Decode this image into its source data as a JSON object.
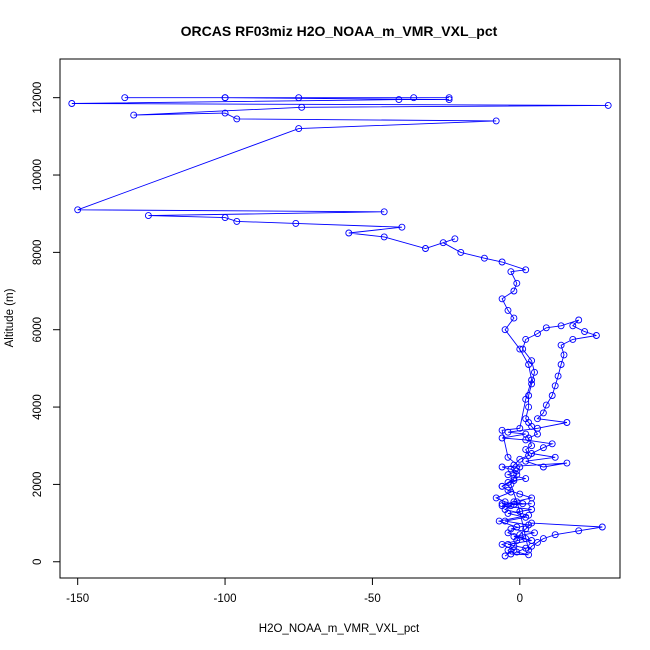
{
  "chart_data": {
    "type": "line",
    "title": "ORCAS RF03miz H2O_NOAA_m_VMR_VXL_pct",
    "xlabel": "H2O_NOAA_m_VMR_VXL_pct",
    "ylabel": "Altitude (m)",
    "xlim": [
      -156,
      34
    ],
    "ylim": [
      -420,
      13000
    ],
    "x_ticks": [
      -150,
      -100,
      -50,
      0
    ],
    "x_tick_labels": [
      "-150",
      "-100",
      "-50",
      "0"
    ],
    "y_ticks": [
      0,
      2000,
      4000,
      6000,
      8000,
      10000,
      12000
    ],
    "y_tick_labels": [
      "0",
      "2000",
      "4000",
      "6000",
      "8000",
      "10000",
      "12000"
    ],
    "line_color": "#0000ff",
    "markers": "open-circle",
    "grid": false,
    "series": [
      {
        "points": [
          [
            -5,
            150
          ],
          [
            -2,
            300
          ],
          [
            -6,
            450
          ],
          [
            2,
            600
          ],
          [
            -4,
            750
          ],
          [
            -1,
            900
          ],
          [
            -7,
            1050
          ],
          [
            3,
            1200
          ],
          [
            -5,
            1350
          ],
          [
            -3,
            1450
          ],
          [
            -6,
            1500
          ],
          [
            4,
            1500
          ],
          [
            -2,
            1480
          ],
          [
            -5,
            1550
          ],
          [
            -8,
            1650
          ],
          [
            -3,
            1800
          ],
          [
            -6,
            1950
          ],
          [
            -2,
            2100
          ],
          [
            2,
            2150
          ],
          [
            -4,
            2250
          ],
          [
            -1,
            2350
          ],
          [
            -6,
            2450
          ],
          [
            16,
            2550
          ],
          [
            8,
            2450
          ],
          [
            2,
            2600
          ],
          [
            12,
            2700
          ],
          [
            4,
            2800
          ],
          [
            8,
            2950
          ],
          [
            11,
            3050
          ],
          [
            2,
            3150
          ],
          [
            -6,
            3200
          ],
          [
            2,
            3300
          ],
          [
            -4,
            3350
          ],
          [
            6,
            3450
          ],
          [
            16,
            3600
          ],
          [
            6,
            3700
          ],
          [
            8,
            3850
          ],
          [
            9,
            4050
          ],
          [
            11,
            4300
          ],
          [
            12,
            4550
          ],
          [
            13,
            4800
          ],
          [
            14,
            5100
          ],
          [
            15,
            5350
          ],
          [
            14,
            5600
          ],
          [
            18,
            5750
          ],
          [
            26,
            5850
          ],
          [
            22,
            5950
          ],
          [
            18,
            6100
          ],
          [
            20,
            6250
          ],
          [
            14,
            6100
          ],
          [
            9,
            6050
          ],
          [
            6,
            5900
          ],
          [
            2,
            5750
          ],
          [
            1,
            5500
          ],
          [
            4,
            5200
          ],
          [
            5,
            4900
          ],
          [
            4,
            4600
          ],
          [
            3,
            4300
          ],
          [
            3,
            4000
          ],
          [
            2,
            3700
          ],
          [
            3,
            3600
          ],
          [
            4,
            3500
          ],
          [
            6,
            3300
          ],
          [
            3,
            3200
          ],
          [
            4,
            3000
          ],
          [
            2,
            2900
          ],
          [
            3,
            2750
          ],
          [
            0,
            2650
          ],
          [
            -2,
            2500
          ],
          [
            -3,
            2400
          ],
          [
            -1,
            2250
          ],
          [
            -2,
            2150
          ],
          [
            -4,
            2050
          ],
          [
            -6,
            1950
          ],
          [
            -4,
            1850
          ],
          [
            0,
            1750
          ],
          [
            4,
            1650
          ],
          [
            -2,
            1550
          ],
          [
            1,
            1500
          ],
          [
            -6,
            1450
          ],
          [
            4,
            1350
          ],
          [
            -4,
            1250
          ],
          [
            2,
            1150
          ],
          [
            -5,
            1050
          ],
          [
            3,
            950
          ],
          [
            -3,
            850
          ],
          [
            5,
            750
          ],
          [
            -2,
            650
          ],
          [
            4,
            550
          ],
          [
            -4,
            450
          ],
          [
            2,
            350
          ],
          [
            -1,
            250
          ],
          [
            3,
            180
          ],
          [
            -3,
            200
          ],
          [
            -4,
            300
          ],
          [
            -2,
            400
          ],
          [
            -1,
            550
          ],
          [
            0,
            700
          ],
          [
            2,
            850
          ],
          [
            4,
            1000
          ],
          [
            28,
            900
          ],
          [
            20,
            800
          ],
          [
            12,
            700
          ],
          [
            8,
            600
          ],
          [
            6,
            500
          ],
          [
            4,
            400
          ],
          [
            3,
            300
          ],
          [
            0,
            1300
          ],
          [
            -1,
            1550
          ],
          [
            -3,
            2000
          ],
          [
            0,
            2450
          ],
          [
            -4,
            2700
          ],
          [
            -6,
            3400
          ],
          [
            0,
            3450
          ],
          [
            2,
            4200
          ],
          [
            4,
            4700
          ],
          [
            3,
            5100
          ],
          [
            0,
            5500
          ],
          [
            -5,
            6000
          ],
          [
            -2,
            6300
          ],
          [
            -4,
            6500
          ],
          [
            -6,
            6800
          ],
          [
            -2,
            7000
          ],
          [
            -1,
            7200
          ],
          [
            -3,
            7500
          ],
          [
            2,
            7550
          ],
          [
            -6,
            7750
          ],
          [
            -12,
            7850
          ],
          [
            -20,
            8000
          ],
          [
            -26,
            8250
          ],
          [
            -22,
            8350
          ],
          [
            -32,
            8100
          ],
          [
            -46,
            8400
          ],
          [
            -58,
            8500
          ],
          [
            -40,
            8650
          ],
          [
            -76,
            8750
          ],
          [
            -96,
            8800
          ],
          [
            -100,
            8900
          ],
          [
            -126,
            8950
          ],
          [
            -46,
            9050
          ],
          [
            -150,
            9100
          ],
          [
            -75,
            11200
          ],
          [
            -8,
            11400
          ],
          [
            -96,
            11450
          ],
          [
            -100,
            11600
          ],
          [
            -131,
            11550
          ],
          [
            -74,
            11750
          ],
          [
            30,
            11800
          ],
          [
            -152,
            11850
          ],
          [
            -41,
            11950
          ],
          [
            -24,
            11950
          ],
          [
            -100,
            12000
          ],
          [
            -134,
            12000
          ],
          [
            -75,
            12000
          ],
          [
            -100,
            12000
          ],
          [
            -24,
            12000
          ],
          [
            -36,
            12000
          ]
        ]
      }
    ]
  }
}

+++

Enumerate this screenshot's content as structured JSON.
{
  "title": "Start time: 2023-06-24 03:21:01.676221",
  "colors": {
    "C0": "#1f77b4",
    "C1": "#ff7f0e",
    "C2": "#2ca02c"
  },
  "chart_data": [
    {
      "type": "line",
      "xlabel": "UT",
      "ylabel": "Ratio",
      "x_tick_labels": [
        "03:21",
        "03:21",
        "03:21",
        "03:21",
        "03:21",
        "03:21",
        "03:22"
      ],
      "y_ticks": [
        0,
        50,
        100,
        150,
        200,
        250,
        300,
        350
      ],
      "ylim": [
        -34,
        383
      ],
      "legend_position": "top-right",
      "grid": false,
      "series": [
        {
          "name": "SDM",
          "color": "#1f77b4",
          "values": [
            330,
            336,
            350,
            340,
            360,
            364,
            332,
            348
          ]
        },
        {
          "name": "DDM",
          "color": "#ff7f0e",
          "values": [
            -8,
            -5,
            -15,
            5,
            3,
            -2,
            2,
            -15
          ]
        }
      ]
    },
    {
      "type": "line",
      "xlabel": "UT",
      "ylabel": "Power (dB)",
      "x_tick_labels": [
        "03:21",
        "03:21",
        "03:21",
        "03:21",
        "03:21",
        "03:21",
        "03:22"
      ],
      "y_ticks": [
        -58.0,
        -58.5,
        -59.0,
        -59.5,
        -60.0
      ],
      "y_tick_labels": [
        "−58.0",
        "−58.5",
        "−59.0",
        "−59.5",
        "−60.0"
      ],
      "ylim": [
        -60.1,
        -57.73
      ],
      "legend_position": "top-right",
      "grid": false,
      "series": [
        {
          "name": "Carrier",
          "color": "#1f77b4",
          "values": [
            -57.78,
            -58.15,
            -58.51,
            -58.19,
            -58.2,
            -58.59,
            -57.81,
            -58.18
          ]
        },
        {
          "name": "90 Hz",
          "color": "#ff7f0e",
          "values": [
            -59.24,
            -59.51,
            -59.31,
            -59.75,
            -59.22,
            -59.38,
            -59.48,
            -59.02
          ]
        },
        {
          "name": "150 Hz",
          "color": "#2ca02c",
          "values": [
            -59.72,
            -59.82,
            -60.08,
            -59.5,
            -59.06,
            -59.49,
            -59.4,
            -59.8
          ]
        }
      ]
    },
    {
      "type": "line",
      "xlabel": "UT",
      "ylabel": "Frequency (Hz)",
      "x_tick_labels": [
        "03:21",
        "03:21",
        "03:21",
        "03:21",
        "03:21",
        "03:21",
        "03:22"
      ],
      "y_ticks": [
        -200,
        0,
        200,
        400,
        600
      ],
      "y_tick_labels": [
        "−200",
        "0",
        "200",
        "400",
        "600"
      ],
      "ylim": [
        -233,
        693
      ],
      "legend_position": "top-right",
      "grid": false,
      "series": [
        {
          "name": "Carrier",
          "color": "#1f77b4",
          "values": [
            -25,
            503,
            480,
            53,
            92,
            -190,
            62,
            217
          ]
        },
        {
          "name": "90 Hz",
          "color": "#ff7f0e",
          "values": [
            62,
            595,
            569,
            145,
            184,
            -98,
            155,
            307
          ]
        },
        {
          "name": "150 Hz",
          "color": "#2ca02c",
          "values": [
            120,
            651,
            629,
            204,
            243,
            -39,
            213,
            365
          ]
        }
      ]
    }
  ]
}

+++

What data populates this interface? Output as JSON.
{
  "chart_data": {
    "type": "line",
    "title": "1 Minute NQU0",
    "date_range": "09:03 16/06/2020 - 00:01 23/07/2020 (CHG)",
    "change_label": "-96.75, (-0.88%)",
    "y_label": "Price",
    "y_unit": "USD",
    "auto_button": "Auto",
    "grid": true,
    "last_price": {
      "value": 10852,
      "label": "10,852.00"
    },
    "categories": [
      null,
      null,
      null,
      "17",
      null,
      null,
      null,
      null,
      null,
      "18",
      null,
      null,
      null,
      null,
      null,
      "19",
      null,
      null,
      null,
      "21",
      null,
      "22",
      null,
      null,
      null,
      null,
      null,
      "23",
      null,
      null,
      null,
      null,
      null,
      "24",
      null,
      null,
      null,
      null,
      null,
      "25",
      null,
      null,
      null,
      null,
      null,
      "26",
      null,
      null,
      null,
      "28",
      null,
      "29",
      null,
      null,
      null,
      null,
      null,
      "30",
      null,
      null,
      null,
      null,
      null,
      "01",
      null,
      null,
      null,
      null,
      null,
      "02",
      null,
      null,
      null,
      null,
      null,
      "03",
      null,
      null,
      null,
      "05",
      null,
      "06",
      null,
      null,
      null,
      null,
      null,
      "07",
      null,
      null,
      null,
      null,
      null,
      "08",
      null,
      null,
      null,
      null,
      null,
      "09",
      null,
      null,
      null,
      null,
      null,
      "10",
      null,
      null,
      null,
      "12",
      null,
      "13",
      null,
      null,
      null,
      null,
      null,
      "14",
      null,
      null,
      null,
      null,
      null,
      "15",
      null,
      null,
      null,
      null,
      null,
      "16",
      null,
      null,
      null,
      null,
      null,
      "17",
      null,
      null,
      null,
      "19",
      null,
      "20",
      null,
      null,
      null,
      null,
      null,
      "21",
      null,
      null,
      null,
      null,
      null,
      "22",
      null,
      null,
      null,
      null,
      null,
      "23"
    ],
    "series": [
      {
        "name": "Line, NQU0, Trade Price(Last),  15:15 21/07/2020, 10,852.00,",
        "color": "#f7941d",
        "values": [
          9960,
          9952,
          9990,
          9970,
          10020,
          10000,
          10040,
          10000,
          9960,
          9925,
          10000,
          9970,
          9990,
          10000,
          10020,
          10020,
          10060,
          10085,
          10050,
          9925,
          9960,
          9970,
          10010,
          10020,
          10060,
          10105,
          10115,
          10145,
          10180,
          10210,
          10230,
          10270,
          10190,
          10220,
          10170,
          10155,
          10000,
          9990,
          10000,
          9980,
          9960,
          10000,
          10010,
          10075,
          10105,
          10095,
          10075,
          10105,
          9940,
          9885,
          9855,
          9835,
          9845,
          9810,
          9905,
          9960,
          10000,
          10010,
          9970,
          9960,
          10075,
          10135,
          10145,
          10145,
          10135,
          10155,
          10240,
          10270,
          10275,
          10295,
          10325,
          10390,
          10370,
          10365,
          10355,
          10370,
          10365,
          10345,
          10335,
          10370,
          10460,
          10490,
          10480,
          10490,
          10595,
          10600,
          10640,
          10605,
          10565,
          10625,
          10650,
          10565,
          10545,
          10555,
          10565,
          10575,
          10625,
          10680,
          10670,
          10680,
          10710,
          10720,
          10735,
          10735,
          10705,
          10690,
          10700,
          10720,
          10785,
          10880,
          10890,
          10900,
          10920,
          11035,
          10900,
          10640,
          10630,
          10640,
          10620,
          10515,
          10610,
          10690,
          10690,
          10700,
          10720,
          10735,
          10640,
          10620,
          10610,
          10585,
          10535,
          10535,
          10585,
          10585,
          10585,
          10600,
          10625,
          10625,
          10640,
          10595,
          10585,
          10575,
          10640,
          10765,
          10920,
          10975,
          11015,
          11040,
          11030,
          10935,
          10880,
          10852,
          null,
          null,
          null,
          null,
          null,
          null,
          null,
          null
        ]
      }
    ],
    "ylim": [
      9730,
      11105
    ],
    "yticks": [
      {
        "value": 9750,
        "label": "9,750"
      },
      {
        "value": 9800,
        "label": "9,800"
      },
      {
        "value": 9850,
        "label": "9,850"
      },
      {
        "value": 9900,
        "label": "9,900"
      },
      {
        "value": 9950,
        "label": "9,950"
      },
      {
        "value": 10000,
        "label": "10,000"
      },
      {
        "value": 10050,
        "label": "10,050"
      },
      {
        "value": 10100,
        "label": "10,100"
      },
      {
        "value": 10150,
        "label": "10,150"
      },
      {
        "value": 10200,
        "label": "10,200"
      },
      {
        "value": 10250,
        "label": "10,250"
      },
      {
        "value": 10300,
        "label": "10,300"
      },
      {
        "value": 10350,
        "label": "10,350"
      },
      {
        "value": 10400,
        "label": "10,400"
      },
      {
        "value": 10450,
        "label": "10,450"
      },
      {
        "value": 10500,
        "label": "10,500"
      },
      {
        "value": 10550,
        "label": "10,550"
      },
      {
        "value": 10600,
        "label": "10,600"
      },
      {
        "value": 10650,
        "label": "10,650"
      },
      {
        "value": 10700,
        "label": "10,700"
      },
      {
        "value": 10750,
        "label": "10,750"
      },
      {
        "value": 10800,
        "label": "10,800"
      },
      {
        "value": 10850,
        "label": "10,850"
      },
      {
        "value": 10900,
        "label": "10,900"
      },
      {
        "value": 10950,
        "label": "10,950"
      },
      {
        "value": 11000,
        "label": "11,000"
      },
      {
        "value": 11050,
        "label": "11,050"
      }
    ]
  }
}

+++

Given exercise: Scan the records above for the string "JSON", then select every line that holds it.

Solution:
Decode this image into its source data as a JSON object.
Enumerate this screenshot's content as structured JSON.
What data populates this interface? Output as JSON.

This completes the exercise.